─── PROVIDED INFORMATION ───

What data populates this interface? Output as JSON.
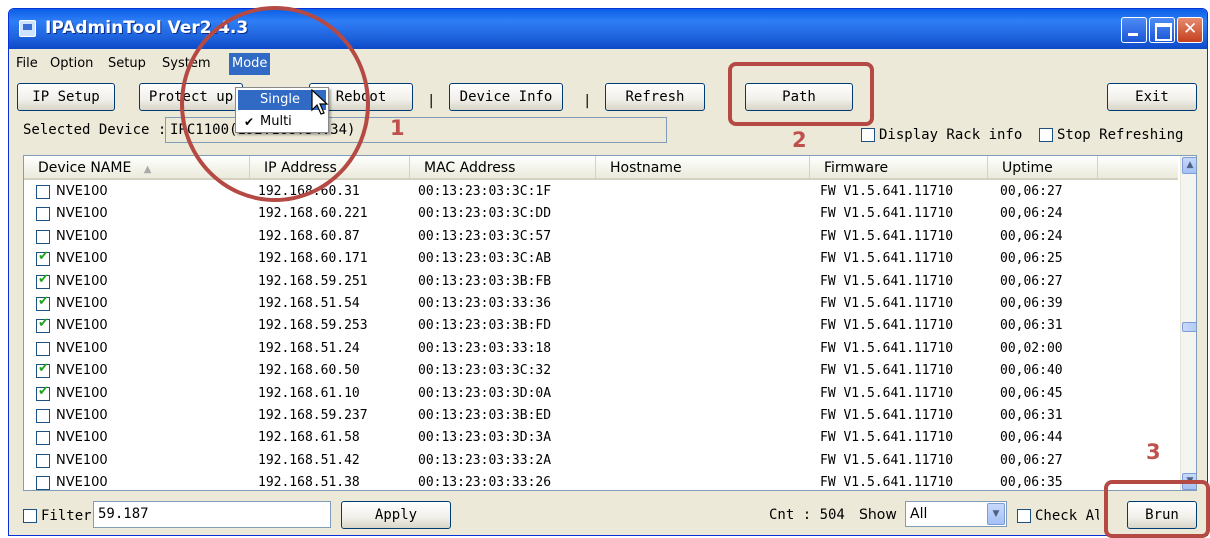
{
  "window": {
    "title": "IPAdminTool Ver2.4.3"
  },
  "menu": {
    "file": "File",
    "option": "Option",
    "setup": "Setup",
    "system": "System",
    "mode": "Mode",
    "mode_items": [
      {
        "label": "Single",
        "checked": false
      },
      {
        "label": "Multi",
        "checked": true
      }
    ]
  },
  "toolbar": {
    "ip_setup": "IP Setup",
    "protect": "Protect up",
    "reboot": "Reboot",
    "device_info": "Device Info",
    "refresh": "Refresh",
    "path": "Path",
    "exit": "Exit",
    "separator": "|"
  },
  "selected_device": {
    "label": "Selected Device :",
    "value": "IPC1100(192.168.54.34)"
  },
  "options": {
    "display_rack_info": "Display Rack info",
    "stop_refreshing": "Stop Refreshing"
  },
  "list": {
    "columns": [
      "Device NAME",
      "IP Address",
      "MAC Address",
      "Hostname",
      "Firmware",
      "Uptime"
    ],
    "sort_indicator": "▲",
    "rows": [
      {
        "checked": false,
        "name": "NVE100",
        "ip": "192.168.60.31",
        "mac": "00:13:23:03:3C:1F",
        "host": "",
        "fw": "FW V1.5.641.11710",
        "up": "00,06:27"
      },
      {
        "checked": false,
        "name": "NVE100",
        "ip": "192.168.60.221",
        "mac": "00:13:23:03:3C:DD",
        "host": "",
        "fw": "FW V1.5.641.11710",
        "up": "00,06:24"
      },
      {
        "checked": false,
        "name": "NVE100",
        "ip": "192.168.60.87",
        "mac": "00:13:23:03:3C:57",
        "host": "",
        "fw": "FW V1.5.641.11710",
        "up": "00,06:24"
      },
      {
        "checked": true,
        "name": "NVE100",
        "ip": "192.168.60.171",
        "mac": "00:13:23:03:3C:AB",
        "host": "",
        "fw": "FW V1.5.641.11710",
        "up": "00,06:25"
      },
      {
        "checked": true,
        "name": "NVE100",
        "ip": "192.168.59.251",
        "mac": "00:13:23:03:3B:FB",
        "host": "",
        "fw": "FW V1.5.641.11710",
        "up": "00,06:27"
      },
      {
        "checked": true,
        "name": "NVE100",
        "ip": "192.168.51.54",
        "mac": "00:13:23:03:33:36",
        "host": "",
        "fw": "FW V1.5.641.11710",
        "up": "00,06:39"
      },
      {
        "checked": true,
        "name": "NVE100",
        "ip": "192.168.59.253",
        "mac": "00:13:23:03:3B:FD",
        "host": "",
        "fw": "FW V1.5.641.11710",
        "up": "00,06:31"
      },
      {
        "checked": false,
        "name": "NVE100",
        "ip": "192.168.51.24",
        "mac": "00:13:23:03:33:18",
        "host": "",
        "fw": "FW V1.5.641.11710",
        "up": "00,02:00"
      },
      {
        "checked": true,
        "name": "NVE100",
        "ip": "192.168.60.50",
        "mac": "00:13:23:03:3C:32",
        "host": "",
        "fw": "FW V1.5.641.11710",
        "up": "00,06:40"
      },
      {
        "checked": true,
        "name": "NVE100",
        "ip": "192.168.61.10",
        "mac": "00:13:23:03:3D:0A",
        "host": "",
        "fw": "FW V1.5.641.11710",
        "up": "00,06:45"
      },
      {
        "checked": false,
        "name": "NVE100",
        "ip": "192.168.59.237",
        "mac": "00:13:23:03:3B:ED",
        "host": "",
        "fw": "FW V1.5.641.11710",
        "up": "00,06:31"
      },
      {
        "checked": false,
        "name": "NVE100",
        "ip": "192.168.61.58",
        "mac": "00:13:23:03:3D:3A",
        "host": "",
        "fw": "FW V1.5.641.11710",
        "up": "00,06:44"
      },
      {
        "checked": false,
        "name": "NVE100",
        "ip": "192.168.51.42",
        "mac": "00:13:23:03:33:2A",
        "host": "",
        "fw": "FW V1.5.641.11710",
        "up": "00,06:27"
      },
      {
        "checked": false,
        "name": "NVE100",
        "ip": "192.168.51.38",
        "mac": "00:13:23:03:33:26",
        "host": "",
        "fw": "FW V1.5.641.11710",
        "up": "00,06:35"
      }
    ]
  },
  "bottom": {
    "filter_label": "Filter",
    "filter_value": "59.187",
    "apply": "Apply",
    "cnt": "Cnt : 504",
    "show_label": "Show",
    "show_value": "All",
    "check_all": "Check All",
    "brun": "Brun"
  },
  "annotations": [
    "1",
    "2",
    "3"
  ],
  "colors": {
    "title_bar": "#0a5fe8",
    "menu_highlight": "#316ac5",
    "annotation": "#b54a45",
    "check": "#21a121"
  }
}
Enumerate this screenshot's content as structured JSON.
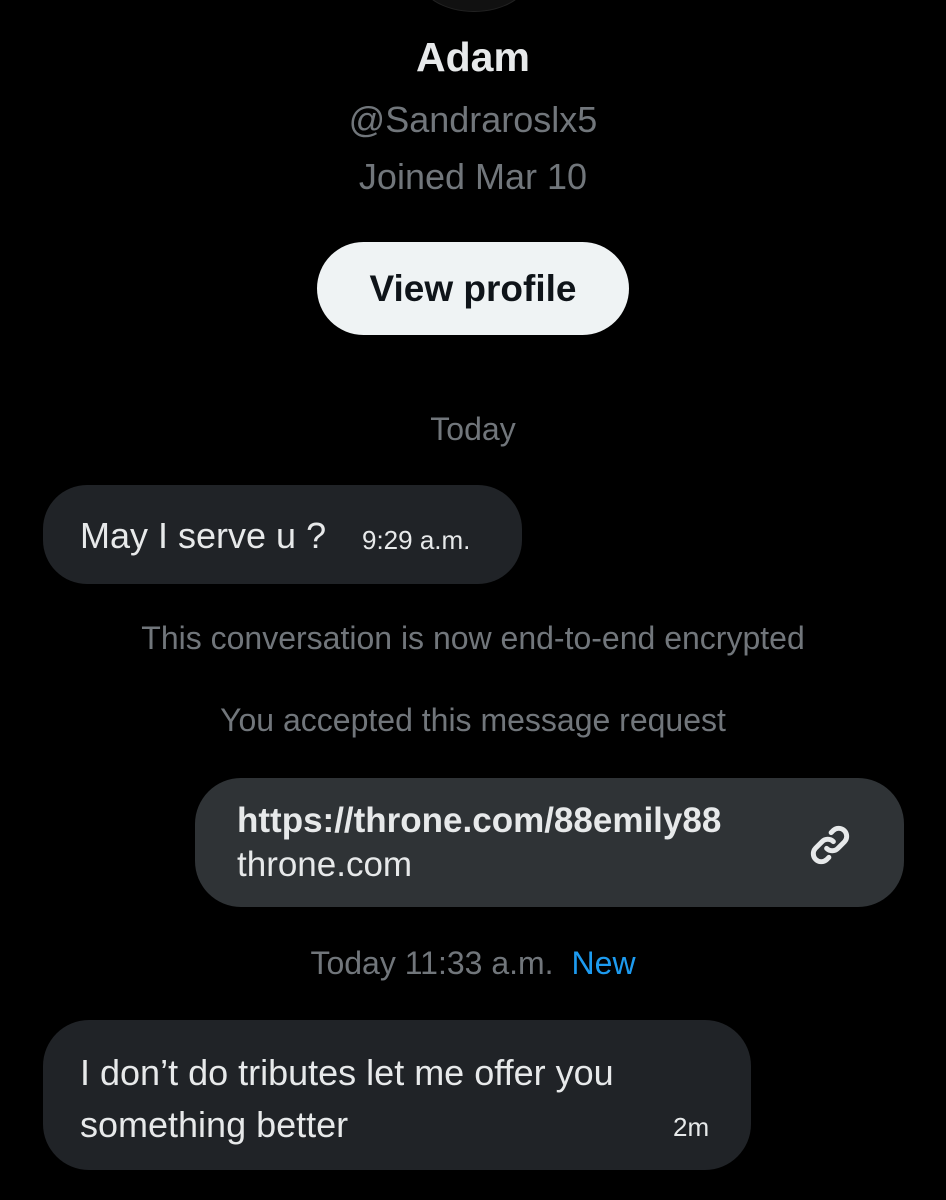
{
  "profile": {
    "name": "Adam",
    "handle": "@Sandraroslx5",
    "joined": "Joined Mar 10",
    "view_profile_label": "View profile"
  },
  "conversation": {
    "date_divider": "Today",
    "messages": [
      {
        "direction": "incoming",
        "text": "May I serve u ?",
        "time": "9:29 a.m."
      }
    ],
    "system_notes": [
      "This conversation is now end-to-end encrypted",
      "You accepted this message request"
    ],
    "link_card": {
      "url": "https://throne.com/88emily88",
      "domain": "throne.com",
      "icon": "link-icon"
    },
    "timestamp": {
      "text": "Today 11:33 a.m.",
      "badge": "New"
    },
    "latest_message": {
      "direction": "incoming",
      "text": "I don’t do tributes let me offer you something better",
      "time": "2m"
    }
  },
  "colors": {
    "background": "#000000",
    "text_primary": "#e7e9ea",
    "text_secondary": "#71767b",
    "accent": "#1d9bf0",
    "bubble_incoming": "#202327",
    "bubble_outgoing": "#2f3336"
  }
}
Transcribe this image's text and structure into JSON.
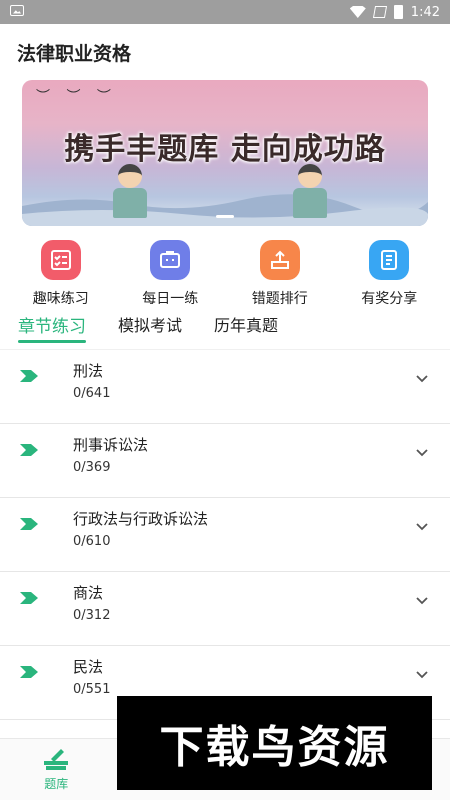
{
  "status": {
    "time": "1:42"
  },
  "app": {
    "title": "法律职业资格"
  },
  "banner": {
    "text": "携手丰题库 走向成功路"
  },
  "quick": [
    {
      "label": "趣味练习",
      "color": "#f25c6a",
      "icon": "checklist-icon"
    },
    {
      "label": "每日一练",
      "color": "#6f7ee8",
      "icon": "briefcase-icon"
    },
    {
      "label": "错题排行",
      "color": "#f7864a",
      "icon": "upload-tray-icon"
    },
    {
      "label": "有奖分享",
      "color": "#38a6f3",
      "icon": "notebook-icon"
    }
  ],
  "tabs": [
    {
      "label": "章节练习",
      "active": true
    },
    {
      "label": "模拟考试",
      "active": false
    },
    {
      "label": "历年真题",
      "active": false
    }
  ],
  "chapters": [
    {
      "name": "刑法",
      "count": "0/641"
    },
    {
      "name": "刑事诉讼法",
      "count": "0/369"
    },
    {
      "name": "行政法与行政诉讼法",
      "count": "0/610"
    },
    {
      "name": "商法",
      "count": "0/312"
    },
    {
      "name": "民法",
      "count": "0/551"
    }
  ],
  "nav": {
    "items": [
      {
        "label": "题库"
      }
    ]
  },
  "watermark": {
    "text": "下载鸟资源"
  },
  "colors": {
    "accent": "#2ab57d"
  }
}
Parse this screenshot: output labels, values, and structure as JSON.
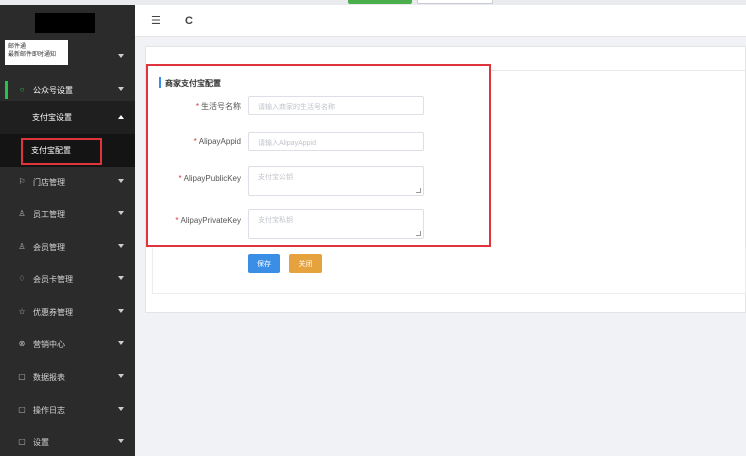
{
  "notice": {
    "line1": "邮件通",
    "line2": "最新邮件即时通知"
  },
  "sidebar": {
    "items": [
      {
        "label": "公众号设置",
        "icon": "circle-icon"
      },
      {
        "label": "门店管理",
        "icon": "flag-icon"
      },
      {
        "label": "员工管理",
        "icon": "user-icon"
      },
      {
        "label": "会员管理",
        "icon": "user-icon"
      },
      {
        "label": "会员卡管理",
        "icon": "card-icon"
      },
      {
        "label": "优惠券管理",
        "icon": "star-icon"
      },
      {
        "label": "营销中心",
        "icon": "gift-icon"
      },
      {
        "label": "数据报表",
        "icon": "chart-icon"
      },
      {
        "label": "操作日志",
        "icon": "log-icon"
      },
      {
        "label": "设置",
        "icon": "settings-icon"
      }
    ],
    "sub_parent": "支付宝设置",
    "sub_item": "支付宝配置"
  },
  "header": {
    "menu_icon": "☰",
    "refresh_icon": "C"
  },
  "form": {
    "title": "商家支付宝配置",
    "fields": [
      {
        "label": "生活号名称",
        "placeholder": "请输入商家的生活号名称"
      },
      {
        "label": "AlipayAppid",
        "placeholder": "请输入AlipayAppid"
      },
      {
        "label": "AlipayPublicKey",
        "placeholder": "支付宝公钥"
      },
      {
        "label": "AlipayPrivateKey",
        "placeholder": "支付宝私钥"
      }
    ],
    "required_mark": "*",
    "save_label": "保存",
    "close_label": "关闭"
  },
  "colors": {
    "accent": "#3a8ee6",
    "warning": "#e6a23c",
    "highlight": "#e0343c",
    "active": "#27c24c"
  }
}
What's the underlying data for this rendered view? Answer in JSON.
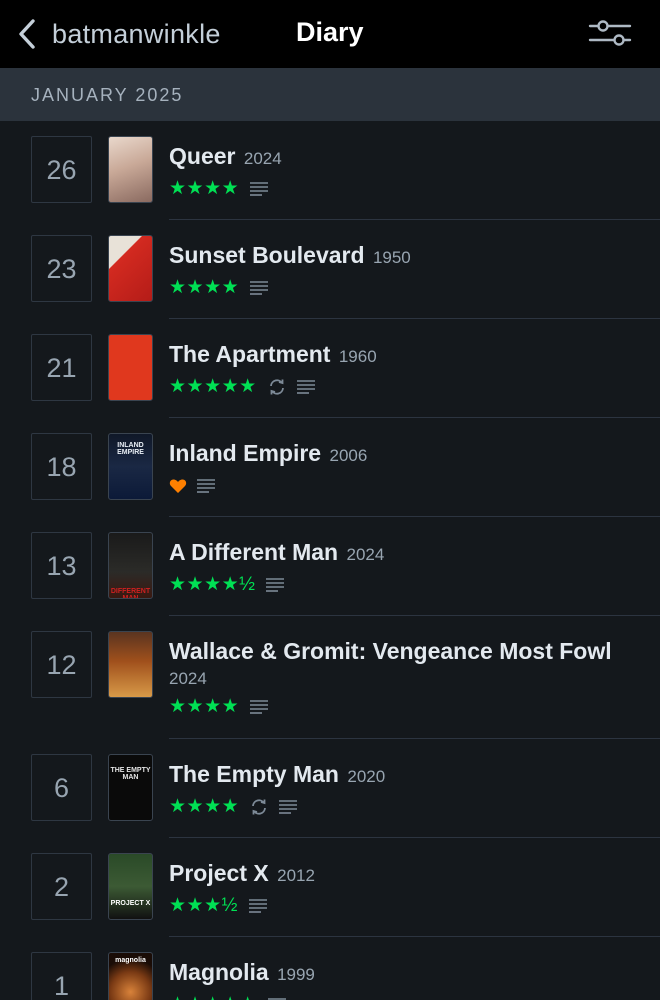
{
  "header": {
    "back_label": "batmanwinkle",
    "title": "Diary"
  },
  "month_label": "JANUARY 2025",
  "accent_colors": {
    "stars": "#00e054",
    "heart": "#ff8000"
  },
  "entries": [
    {
      "day": "26",
      "title": "Queer",
      "year": "2024",
      "stars": "★★★★",
      "liked": false,
      "rewatch": false,
      "review": true
    },
    {
      "day": "23",
      "title": "Sunset Boulevard",
      "year": "1950",
      "stars": "★★★★",
      "liked": false,
      "rewatch": false,
      "review": true
    },
    {
      "day": "21",
      "title": "The Apartment",
      "year": "1960",
      "stars": "★★★★★",
      "liked": false,
      "rewatch": true,
      "review": true
    },
    {
      "day": "18",
      "title": "Inland Empire",
      "year": "2006",
      "stars": "",
      "liked": true,
      "rewatch": false,
      "review": true,
      "poster_text": "INLAND EMPIRE"
    },
    {
      "day": "13",
      "title": "A Different Man",
      "year": "2024",
      "stars": "★★★★½",
      "liked": false,
      "rewatch": false,
      "review": true,
      "poster_text": "DIFFERENT MAN"
    },
    {
      "day": "12",
      "title": "Wallace & Gromit: Vengeance Most Fowl",
      "year": "2024",
      "stars": "★★★★",
      "liked": false,
      "rewatch": false,
      "review": true
    },
    {
      "day": "6",
      "title": "The Empty Man",
      "year": "2020",
      "stars": "★★★★",
      "liked": false,
      "rewatch": true,
      "review": true,
      "poster_text": "THE EMPTY MAN"
    },
    {
      "day": "2",
      "title": "Project X",
      "year": "2012",
      "stars": "★★★½",
      "liked": false,
      "rewatch": false,
      "review": true,
      "poster_text": "PROJECT X"
    },
    {
      "day": "1",
      "title": "Magnolia",
      "year": "1999",
      "stars": "★★★★★",
      "liked": false,
      "rewatch": false,
      "review": true,
      "poster_text": "magnolia"
    }
  ]
}
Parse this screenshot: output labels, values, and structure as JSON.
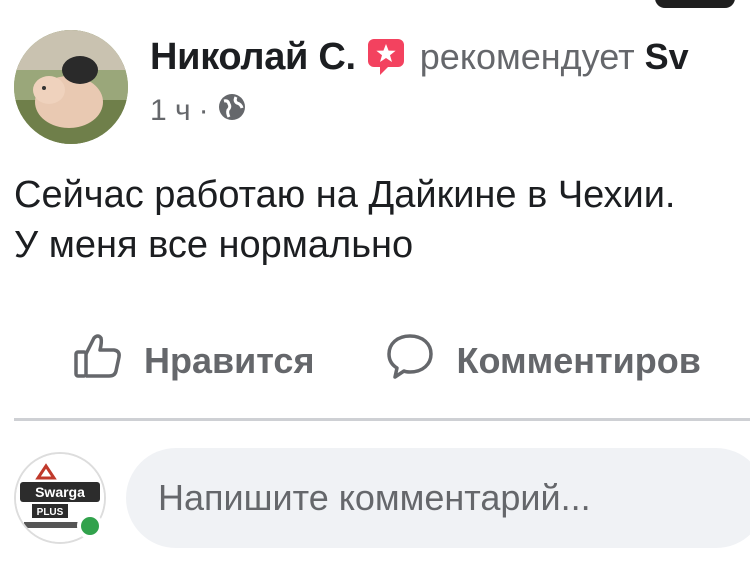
{
  "post": {
    "author": "Николай С.",
    "badge_icon": "recommend-star-icon",
    "badge_color": "#f3425f",
    "recommends_label": "рекомендует",
    "recommends_target": "Sv",
    "time": "1 ч",
    "separator": "·",
    "privacy_icon": "globe-icon",
    "text_line1": "Сейчас работаю на Дайкине в Чехии.",
    "text_line2": "У меня все нормально"
  },
  "actions": {
    "like_label": "Нравится",
    "like_icon": "thumbs-up-icon",
    "comment_label": "Комментиров",
    "comment_icon": "comment-bubble-icon"
  },
  "composer": {
    "placeholder": "Напишите комментарий...",
    "avatar_logo_text": "Swarga Plus",
    "online_color": "#31a24c"
  }
}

───

■ WORK INSTRUCTIONS: Check each line of the listing above for the string "data", then report only how many lines have it.

■ COMPLETE ANSWER: 2